Material for the task -
+-------+

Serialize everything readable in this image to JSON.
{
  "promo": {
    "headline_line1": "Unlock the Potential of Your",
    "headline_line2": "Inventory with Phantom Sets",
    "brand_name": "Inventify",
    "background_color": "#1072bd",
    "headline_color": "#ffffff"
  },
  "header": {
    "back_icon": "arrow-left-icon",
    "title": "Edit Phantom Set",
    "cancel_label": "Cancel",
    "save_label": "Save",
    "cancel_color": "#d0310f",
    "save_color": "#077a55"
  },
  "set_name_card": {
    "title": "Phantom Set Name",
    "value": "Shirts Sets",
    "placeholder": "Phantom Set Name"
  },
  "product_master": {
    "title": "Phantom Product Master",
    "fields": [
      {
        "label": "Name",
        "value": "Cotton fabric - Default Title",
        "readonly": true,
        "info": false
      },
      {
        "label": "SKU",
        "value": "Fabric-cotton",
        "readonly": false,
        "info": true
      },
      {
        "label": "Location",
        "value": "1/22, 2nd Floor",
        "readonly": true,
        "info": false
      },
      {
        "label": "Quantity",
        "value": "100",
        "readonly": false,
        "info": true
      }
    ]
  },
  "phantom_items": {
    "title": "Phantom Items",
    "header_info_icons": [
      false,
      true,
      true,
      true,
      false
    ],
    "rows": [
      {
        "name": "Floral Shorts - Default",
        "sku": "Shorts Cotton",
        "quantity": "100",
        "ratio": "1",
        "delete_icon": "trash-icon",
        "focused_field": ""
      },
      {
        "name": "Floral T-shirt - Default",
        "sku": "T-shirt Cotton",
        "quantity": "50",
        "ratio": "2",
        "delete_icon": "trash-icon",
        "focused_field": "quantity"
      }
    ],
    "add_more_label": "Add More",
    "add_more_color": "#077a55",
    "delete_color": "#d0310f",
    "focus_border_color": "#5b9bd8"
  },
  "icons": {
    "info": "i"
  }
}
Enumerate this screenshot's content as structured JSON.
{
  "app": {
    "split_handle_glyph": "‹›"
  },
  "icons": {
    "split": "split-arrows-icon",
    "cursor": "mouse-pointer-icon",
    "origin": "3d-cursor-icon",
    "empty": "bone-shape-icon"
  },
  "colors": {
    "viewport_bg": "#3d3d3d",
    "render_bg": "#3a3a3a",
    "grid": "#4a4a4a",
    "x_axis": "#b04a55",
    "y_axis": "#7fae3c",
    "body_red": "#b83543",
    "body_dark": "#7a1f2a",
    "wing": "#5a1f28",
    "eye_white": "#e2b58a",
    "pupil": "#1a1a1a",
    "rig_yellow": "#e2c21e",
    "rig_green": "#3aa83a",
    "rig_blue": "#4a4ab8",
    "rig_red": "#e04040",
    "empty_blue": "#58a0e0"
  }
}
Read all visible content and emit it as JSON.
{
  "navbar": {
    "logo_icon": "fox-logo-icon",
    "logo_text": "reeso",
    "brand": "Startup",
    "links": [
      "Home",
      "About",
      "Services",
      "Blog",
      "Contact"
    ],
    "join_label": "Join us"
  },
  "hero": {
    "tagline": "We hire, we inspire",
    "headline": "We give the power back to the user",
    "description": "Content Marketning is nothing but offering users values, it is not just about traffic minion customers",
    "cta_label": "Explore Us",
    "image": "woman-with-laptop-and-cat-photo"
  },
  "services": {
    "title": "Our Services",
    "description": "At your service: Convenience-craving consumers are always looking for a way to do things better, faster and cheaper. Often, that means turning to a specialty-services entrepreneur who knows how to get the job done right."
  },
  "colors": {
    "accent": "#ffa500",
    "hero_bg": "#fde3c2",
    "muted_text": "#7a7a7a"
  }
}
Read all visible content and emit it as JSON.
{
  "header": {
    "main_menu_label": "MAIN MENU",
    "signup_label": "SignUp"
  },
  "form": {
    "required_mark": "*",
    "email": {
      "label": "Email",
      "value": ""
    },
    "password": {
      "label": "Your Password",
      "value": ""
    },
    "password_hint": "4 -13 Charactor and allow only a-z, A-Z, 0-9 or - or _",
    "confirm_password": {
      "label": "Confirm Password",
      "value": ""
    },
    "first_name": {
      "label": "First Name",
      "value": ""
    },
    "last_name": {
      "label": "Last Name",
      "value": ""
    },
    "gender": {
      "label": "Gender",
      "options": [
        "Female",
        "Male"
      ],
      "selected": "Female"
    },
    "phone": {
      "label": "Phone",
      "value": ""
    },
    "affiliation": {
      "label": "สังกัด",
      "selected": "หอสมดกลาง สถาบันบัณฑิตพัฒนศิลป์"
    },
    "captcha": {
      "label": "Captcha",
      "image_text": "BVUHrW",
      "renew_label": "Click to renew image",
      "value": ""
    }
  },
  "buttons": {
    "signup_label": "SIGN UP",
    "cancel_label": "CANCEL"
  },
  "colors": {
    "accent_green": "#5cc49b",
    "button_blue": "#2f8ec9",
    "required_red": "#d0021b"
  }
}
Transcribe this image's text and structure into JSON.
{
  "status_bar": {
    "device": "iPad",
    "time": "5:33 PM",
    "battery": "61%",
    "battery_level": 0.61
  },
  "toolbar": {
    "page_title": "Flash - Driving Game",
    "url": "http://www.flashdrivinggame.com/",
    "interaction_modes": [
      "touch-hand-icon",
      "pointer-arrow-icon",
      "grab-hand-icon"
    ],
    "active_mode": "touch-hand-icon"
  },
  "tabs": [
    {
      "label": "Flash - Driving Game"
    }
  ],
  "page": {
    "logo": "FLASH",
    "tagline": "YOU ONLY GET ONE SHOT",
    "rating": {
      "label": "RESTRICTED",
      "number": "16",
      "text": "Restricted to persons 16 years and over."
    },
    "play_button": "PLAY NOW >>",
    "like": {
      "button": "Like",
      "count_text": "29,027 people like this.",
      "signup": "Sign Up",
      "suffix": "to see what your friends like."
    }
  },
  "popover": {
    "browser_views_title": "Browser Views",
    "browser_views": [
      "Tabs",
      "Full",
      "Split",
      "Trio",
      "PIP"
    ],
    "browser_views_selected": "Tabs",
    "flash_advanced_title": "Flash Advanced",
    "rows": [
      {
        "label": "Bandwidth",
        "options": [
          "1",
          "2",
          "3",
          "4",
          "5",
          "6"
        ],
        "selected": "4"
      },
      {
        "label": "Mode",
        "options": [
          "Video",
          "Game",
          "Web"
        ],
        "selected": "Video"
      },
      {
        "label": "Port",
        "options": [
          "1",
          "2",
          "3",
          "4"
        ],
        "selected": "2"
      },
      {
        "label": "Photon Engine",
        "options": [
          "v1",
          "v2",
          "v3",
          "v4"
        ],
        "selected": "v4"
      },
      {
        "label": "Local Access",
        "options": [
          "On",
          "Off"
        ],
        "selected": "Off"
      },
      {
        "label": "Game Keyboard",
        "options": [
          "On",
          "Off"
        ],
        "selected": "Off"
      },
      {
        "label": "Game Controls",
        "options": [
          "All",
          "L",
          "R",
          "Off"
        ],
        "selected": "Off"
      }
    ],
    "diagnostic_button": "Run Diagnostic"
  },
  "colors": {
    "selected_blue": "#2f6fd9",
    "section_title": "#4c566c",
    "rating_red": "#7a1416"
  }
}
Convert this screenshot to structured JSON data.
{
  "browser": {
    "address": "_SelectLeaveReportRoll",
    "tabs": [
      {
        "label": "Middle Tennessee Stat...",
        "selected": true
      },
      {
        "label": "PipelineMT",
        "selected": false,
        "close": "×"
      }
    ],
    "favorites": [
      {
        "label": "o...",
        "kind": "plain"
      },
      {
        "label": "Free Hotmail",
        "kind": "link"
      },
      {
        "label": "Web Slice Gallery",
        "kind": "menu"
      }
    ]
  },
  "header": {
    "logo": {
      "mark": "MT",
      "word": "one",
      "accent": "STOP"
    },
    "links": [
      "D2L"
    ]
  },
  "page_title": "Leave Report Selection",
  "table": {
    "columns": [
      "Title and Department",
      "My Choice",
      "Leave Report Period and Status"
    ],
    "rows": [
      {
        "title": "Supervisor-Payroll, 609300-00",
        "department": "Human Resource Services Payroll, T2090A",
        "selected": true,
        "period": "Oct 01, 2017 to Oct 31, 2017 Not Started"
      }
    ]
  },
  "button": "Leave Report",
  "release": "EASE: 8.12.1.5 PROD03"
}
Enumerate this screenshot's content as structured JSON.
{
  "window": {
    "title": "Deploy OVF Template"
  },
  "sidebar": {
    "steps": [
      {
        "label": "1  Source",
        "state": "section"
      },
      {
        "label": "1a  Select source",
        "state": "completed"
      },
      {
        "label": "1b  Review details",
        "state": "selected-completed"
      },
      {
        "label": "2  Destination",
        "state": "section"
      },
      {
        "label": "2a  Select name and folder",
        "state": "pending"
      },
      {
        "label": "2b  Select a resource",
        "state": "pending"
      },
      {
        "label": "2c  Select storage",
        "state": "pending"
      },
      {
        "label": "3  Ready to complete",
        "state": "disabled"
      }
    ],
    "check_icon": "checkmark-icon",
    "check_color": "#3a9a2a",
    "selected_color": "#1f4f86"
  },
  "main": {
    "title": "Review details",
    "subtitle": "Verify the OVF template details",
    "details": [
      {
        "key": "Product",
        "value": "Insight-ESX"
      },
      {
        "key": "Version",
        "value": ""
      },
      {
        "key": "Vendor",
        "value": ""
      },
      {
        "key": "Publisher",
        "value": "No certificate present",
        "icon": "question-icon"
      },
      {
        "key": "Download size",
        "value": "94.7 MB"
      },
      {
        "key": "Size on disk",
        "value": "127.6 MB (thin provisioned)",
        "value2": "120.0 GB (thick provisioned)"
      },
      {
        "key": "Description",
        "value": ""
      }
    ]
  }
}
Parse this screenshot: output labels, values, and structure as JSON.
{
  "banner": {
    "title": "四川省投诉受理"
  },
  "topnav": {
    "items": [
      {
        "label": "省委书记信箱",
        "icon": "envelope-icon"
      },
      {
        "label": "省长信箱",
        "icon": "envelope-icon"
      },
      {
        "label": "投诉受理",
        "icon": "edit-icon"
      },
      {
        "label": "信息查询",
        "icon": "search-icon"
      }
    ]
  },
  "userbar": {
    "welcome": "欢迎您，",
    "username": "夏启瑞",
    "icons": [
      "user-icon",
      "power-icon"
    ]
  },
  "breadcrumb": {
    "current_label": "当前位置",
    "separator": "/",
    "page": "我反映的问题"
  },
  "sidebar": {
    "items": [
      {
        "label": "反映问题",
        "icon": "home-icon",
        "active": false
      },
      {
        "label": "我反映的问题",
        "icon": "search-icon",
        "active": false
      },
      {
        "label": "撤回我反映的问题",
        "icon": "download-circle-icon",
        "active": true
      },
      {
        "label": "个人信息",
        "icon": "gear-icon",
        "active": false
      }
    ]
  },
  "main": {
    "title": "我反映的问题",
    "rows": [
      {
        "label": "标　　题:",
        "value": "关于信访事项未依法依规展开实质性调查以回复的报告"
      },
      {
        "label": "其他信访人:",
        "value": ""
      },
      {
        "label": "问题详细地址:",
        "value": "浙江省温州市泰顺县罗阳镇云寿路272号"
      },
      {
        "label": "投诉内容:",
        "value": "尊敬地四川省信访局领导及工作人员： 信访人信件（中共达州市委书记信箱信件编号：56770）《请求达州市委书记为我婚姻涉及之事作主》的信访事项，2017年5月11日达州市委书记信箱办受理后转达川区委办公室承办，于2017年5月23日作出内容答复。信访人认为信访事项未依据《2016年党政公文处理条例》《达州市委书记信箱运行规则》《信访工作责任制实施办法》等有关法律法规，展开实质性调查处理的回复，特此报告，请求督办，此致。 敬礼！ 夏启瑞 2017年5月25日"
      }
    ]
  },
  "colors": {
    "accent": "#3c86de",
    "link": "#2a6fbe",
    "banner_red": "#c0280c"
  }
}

+-------+

What to produce -
Select the lines from the entries that include the word "Shorts".

Task output -
        "name": "Floral Shorts - Default",
        "sku": "Shorts Cotton",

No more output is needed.